§ **Records shown**
————————
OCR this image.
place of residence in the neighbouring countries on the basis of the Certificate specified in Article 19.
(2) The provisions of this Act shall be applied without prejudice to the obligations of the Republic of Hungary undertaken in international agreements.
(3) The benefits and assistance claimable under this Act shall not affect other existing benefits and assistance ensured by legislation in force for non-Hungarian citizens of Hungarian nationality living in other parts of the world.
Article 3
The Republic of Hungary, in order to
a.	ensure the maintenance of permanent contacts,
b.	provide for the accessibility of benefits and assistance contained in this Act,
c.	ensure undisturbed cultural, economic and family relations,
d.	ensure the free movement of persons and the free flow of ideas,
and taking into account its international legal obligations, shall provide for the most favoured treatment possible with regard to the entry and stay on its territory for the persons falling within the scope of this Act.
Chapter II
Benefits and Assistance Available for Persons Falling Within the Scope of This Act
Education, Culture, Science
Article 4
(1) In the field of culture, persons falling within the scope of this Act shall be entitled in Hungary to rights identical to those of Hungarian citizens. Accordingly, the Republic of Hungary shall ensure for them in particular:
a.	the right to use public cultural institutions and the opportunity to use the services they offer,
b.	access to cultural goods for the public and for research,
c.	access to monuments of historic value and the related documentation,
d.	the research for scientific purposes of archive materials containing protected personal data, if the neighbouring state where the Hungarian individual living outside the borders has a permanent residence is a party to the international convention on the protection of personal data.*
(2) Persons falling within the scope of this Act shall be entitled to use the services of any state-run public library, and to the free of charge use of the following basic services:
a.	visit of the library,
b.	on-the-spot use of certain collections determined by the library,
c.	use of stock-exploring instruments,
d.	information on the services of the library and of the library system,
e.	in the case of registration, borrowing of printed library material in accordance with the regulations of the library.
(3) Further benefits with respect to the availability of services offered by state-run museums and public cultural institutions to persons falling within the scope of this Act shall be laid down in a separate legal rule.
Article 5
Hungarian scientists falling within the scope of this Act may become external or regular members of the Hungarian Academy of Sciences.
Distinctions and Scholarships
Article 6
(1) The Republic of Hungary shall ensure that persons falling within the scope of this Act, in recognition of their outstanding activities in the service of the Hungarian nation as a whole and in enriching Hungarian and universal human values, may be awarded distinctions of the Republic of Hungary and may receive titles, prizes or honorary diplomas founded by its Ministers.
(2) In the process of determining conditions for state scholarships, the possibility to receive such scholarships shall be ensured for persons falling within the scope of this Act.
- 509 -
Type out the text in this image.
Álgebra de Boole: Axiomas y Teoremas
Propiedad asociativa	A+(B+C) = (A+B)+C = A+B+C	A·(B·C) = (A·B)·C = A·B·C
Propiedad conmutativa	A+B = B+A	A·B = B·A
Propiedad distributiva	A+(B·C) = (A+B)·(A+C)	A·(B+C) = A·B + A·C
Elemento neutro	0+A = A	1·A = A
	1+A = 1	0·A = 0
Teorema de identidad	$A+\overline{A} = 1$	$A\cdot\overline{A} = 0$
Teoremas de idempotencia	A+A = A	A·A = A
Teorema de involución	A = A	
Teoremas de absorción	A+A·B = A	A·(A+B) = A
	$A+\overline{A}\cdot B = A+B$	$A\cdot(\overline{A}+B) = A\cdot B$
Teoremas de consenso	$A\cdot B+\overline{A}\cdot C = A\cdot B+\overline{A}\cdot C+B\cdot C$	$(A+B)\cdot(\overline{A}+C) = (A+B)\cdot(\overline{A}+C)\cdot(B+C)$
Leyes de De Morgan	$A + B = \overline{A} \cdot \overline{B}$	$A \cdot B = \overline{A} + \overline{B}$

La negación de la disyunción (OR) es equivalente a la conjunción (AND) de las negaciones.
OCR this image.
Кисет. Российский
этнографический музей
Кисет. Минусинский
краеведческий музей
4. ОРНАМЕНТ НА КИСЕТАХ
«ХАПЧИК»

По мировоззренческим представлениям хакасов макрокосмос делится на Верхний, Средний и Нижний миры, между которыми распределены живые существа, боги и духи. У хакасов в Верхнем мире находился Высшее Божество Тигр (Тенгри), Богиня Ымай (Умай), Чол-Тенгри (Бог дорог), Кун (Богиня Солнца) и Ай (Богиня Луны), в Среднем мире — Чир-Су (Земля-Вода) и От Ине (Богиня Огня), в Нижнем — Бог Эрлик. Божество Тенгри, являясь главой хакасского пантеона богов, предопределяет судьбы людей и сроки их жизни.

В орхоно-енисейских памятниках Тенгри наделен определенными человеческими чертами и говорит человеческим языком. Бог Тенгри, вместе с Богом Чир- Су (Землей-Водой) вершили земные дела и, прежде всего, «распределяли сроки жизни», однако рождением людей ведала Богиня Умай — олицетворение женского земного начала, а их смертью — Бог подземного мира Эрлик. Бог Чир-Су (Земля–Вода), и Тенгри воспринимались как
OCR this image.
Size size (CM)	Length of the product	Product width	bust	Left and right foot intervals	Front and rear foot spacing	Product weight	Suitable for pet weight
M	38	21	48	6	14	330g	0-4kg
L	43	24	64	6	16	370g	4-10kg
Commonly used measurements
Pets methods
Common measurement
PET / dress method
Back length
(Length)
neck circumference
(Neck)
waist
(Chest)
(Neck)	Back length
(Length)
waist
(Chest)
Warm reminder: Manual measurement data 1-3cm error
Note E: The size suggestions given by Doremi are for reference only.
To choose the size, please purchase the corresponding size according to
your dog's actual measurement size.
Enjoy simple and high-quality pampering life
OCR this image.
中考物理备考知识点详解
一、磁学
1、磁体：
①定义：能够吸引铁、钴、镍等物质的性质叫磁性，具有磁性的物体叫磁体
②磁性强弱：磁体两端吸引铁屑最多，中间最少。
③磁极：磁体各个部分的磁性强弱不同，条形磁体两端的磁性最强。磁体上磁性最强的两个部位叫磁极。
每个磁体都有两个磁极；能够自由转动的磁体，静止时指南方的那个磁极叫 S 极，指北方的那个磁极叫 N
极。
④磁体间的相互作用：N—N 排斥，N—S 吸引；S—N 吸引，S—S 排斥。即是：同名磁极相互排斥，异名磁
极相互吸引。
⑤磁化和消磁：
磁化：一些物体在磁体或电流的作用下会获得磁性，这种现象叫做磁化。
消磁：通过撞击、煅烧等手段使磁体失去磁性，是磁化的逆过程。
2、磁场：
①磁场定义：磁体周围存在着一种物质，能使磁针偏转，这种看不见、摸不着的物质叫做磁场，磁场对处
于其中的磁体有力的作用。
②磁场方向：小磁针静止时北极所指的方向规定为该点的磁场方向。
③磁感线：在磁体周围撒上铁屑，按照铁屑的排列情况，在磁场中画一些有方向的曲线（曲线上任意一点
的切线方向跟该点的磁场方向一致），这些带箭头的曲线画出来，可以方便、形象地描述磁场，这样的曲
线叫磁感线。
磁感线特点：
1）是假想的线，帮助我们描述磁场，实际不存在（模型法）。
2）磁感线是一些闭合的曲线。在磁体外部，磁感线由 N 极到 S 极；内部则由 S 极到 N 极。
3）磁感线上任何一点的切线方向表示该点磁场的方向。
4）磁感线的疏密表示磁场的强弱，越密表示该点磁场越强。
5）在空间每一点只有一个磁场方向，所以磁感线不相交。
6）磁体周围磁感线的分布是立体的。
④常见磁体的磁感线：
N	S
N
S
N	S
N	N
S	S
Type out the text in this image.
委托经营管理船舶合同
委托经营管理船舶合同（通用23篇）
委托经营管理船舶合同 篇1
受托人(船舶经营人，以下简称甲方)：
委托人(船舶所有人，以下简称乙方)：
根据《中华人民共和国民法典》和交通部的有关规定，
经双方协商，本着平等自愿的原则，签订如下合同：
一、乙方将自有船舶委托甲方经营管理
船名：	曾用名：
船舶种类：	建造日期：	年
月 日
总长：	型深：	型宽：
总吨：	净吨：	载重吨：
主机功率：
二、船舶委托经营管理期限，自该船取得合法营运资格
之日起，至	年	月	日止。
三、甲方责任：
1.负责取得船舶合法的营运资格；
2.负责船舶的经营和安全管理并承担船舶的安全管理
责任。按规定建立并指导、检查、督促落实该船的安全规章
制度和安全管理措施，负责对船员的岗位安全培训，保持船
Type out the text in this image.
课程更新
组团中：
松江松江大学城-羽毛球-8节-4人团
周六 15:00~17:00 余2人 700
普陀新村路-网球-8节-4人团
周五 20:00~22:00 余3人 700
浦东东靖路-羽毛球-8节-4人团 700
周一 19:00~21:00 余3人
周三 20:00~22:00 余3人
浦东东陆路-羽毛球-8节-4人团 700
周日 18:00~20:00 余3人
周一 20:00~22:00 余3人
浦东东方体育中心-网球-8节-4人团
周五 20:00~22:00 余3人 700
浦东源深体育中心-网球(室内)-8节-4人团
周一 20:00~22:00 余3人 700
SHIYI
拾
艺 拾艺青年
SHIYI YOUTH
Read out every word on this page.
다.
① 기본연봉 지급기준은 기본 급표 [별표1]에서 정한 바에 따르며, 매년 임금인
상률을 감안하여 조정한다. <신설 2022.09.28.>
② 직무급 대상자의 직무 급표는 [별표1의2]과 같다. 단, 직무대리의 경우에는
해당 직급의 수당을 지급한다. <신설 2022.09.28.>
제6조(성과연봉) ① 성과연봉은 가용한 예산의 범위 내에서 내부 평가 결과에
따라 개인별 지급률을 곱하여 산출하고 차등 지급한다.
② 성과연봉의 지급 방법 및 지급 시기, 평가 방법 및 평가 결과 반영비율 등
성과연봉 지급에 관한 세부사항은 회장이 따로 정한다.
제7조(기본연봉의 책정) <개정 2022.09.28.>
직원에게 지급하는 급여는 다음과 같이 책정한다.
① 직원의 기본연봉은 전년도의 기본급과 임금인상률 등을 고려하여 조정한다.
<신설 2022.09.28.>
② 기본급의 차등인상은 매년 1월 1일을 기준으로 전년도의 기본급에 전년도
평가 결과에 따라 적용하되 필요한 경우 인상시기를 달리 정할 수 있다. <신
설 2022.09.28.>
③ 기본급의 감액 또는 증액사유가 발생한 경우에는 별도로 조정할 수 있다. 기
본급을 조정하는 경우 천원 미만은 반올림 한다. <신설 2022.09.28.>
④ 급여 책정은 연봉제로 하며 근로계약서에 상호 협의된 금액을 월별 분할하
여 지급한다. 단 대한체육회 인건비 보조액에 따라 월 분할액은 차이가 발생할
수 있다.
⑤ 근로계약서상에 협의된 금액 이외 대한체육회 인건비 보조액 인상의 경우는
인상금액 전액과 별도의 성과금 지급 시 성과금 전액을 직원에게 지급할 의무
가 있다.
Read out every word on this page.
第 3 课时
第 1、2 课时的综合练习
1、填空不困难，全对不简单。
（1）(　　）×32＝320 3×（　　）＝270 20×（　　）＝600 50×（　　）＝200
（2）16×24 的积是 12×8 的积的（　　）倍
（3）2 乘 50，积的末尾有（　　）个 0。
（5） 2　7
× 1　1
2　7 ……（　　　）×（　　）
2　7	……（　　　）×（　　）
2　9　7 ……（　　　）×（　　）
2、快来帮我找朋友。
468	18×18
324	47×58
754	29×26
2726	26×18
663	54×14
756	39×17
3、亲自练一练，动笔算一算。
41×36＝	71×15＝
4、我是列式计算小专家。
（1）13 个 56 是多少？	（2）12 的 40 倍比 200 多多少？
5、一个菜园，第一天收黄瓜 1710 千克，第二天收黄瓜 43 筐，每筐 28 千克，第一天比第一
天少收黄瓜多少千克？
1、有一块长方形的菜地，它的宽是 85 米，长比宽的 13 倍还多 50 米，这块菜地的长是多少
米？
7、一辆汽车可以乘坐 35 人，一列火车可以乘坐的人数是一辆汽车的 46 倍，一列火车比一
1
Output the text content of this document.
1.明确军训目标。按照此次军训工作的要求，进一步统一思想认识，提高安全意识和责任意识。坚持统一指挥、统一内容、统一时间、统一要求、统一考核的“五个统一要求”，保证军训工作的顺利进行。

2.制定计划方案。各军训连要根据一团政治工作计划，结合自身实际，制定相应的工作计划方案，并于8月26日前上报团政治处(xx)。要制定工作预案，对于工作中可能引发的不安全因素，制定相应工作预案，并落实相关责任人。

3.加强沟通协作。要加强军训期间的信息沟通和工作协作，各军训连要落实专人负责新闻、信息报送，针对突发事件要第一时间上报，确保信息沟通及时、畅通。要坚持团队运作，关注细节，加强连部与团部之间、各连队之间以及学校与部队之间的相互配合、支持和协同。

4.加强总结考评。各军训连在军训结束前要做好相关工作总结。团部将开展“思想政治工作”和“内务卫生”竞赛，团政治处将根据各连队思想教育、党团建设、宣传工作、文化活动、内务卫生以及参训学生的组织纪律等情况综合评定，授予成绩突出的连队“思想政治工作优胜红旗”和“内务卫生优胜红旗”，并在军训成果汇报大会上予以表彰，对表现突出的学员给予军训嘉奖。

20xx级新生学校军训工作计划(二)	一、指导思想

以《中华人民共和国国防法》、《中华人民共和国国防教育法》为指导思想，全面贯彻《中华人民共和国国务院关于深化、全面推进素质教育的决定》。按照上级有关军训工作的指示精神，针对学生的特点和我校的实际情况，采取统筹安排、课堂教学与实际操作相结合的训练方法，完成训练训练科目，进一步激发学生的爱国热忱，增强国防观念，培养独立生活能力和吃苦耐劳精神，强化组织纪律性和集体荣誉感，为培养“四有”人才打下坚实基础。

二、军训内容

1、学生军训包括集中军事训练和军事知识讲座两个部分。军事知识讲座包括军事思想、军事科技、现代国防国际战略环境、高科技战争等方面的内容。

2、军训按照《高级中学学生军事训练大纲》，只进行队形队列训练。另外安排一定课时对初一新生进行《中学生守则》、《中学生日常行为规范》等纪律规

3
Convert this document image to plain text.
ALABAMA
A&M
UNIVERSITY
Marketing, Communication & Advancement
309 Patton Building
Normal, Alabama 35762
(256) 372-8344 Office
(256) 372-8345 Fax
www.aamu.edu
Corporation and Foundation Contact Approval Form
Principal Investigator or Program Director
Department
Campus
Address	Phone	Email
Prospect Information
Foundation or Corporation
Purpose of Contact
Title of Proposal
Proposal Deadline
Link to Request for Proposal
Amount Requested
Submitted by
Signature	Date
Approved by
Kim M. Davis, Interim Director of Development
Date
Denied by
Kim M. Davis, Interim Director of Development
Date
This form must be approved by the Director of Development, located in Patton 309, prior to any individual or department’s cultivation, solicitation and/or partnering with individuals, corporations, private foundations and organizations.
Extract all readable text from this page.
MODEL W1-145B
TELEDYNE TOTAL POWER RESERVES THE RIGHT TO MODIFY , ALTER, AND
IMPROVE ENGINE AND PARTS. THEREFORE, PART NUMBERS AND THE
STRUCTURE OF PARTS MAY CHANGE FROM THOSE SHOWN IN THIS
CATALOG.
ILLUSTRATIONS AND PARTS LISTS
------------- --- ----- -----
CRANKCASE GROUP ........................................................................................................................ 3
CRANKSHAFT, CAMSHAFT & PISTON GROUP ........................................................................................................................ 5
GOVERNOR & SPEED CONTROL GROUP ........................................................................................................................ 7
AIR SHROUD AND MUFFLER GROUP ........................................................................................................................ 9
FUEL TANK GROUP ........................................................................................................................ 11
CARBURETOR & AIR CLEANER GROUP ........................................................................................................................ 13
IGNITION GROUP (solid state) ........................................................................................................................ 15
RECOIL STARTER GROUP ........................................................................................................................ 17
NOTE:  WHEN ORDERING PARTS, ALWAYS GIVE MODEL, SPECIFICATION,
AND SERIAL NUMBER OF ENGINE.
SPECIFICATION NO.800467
————————
§ **Goal**
Gather up every line in the data above that contains the word "ENGINE", copying each one.

§ **Solution below**
IMPROVE ENGINE AND PARTS. THEREFORE, PART NUMBERS AND THE
AND SERIAL NUMBER OF ENGINE.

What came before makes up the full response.